─── TESTO DI RIFERIMENTO ───
Lolita Lobosco trionfa e straccia la D’Urso: ma ancora non convince

Luisa Ranieri con la sua Lolita Lobosco è da record ma non mancano le critiche sui cliché della fiction

Le indagini di Lolita Lobosco, la fiction con protagonista Luisa Ranieri, su Rai 1 si conferma il grande successo del momento. Il secondo episodio, andato in onda domenica 28 febbraio, eguaglia quasi quello del debutto, staccando di gran lunga in fatto di ascolti gli altri programmi.

Dunque, Luisa Ranieri con la sua Lolita Lobosco si aggiudica il 29.8% di share, conquistando 6.849.000 spettatori, per la puntata d’esordio erano oltre 7 milioni. La serie è un vero e proprio trionfo e per la concorrenza non c’è speranza, nemmeno per la regina della domenica, Barbara D’Urso. Il suo programma, Live-Non è la D’Urso, in onda su Canale 5 raggiunge “solo” 1.894.000 spettatori pari all’11.7%. Per tutti gli altri non c’è storia.
─── VOCI DEL DATASET ───
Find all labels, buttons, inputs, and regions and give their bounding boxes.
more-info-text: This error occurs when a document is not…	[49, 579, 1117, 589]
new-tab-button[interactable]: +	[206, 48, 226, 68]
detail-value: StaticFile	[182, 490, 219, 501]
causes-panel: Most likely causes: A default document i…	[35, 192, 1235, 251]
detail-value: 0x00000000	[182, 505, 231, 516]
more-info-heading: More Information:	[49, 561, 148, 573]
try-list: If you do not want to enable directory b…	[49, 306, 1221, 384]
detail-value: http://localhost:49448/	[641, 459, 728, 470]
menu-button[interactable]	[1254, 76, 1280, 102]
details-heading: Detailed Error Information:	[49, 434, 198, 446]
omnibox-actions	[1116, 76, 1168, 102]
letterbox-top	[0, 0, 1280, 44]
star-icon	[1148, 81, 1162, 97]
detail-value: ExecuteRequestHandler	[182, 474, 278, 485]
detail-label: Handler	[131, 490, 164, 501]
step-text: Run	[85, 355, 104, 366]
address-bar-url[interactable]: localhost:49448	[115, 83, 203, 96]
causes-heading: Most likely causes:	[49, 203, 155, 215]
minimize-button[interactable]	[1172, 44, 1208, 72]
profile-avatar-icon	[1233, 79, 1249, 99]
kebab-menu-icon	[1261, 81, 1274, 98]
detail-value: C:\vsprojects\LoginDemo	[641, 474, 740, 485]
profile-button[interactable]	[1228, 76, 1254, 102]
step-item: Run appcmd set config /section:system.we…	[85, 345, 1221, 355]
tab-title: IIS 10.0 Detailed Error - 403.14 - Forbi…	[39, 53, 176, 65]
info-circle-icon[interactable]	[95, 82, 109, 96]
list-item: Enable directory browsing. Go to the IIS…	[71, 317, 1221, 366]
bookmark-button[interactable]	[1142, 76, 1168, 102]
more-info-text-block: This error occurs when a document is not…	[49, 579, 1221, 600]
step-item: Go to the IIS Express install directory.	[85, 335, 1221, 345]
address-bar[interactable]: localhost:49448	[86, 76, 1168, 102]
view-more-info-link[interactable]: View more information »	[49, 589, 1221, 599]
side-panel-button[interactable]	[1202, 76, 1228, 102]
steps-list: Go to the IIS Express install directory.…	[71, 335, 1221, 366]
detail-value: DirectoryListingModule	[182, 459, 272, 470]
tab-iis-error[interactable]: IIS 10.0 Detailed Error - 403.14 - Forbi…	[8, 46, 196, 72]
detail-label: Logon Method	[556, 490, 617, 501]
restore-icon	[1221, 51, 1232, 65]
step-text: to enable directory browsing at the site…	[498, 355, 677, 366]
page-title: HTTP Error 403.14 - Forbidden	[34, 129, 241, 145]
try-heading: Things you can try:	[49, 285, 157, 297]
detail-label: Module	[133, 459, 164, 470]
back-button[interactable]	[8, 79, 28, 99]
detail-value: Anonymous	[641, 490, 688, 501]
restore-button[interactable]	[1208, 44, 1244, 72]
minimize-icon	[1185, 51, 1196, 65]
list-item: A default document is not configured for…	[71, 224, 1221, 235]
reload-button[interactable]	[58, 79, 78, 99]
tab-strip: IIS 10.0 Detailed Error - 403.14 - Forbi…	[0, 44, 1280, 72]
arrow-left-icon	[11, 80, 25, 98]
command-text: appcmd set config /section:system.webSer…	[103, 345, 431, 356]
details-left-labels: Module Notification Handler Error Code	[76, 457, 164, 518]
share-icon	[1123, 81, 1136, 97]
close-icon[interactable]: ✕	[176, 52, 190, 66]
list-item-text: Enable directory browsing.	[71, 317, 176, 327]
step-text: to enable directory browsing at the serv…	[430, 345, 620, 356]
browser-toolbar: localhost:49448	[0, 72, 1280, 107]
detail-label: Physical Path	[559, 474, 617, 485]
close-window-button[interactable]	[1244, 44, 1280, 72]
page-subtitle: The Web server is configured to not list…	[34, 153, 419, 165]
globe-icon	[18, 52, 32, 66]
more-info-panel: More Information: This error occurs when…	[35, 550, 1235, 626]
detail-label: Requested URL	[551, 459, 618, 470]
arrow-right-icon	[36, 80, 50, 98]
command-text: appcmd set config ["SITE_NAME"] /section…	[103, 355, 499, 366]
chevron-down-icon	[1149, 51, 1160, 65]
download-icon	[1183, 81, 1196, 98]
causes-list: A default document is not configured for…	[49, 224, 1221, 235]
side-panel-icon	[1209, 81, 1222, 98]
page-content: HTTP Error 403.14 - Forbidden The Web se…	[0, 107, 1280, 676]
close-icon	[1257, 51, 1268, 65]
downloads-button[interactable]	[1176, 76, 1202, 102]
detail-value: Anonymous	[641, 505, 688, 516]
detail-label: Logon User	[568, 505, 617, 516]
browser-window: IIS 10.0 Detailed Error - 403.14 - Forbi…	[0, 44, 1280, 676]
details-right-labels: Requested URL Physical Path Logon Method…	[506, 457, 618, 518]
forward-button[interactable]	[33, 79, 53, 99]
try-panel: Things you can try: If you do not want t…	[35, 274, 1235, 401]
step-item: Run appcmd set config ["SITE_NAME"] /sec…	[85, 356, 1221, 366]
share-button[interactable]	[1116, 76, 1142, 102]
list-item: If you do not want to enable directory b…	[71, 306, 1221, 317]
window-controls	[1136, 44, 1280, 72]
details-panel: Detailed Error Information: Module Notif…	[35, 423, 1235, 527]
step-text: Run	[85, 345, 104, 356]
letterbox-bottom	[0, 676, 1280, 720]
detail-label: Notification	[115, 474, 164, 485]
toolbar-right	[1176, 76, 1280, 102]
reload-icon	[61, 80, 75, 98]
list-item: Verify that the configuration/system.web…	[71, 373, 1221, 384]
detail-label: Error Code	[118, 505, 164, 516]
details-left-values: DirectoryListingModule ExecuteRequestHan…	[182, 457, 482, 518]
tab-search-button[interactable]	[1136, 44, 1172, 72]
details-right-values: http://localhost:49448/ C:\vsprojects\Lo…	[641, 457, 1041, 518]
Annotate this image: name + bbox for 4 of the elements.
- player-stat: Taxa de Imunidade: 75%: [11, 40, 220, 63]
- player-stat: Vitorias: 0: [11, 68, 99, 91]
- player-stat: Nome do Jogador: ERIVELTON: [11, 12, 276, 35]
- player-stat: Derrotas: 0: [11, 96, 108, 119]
───
● **COSA SERVE**:
Prosegui l'articolo sugli ascolti di Lolita Lobosco partendo dalla frase che chiude il testo di riferimento.

● **RISULTATO ESERCIZIO**:
Le indagini di Lolita Lobosco, mini serie liberamente ispirata ai romanzi di Gabriella Genisi, indiscutibilmente piace e il pubblico si sta affezionando alla sua protagonista e alla splendida Bari dove sono ambientati gli episodi. I telespettatori sono incantati da Luisa Ranieri, ma la fiction non convince del tutto e non sono mancate critiche anche questa volta.

Infatti, dopo la messa in onda del primo episodio, in molti hanno polemizzato sulle forzature nella parlata e nell’accento pugliese utilizzati dagli attori, compresa la Ranieri. Ora Aldo Grasso sulle pagine del Corriere della Sera parla di un successo basato sui cliché: “Ancora una volta l’affresco della serialità generalista è quello di un Sud macchiettistico, inzuppato di luoghi comuni evidentemente rassicuranti”. Il giornalista, parlando del personaggio Lolita Lobosco, una donna-detective capace di tenere testa a un mondo dominato da maschi, ribadisce: “Indaga su violenze e omicidi dai contorni torbidi, fatti di relazioni clandestine, sullo sfondo di un meridione popolato di stravaganze, personaggi tragicomici al limite tra legale e illegale, brigadieri maldestri (Montalbano docet) e omaggi-cliché scontati come le orecchiette e «Il cuore è uno zingaro»”.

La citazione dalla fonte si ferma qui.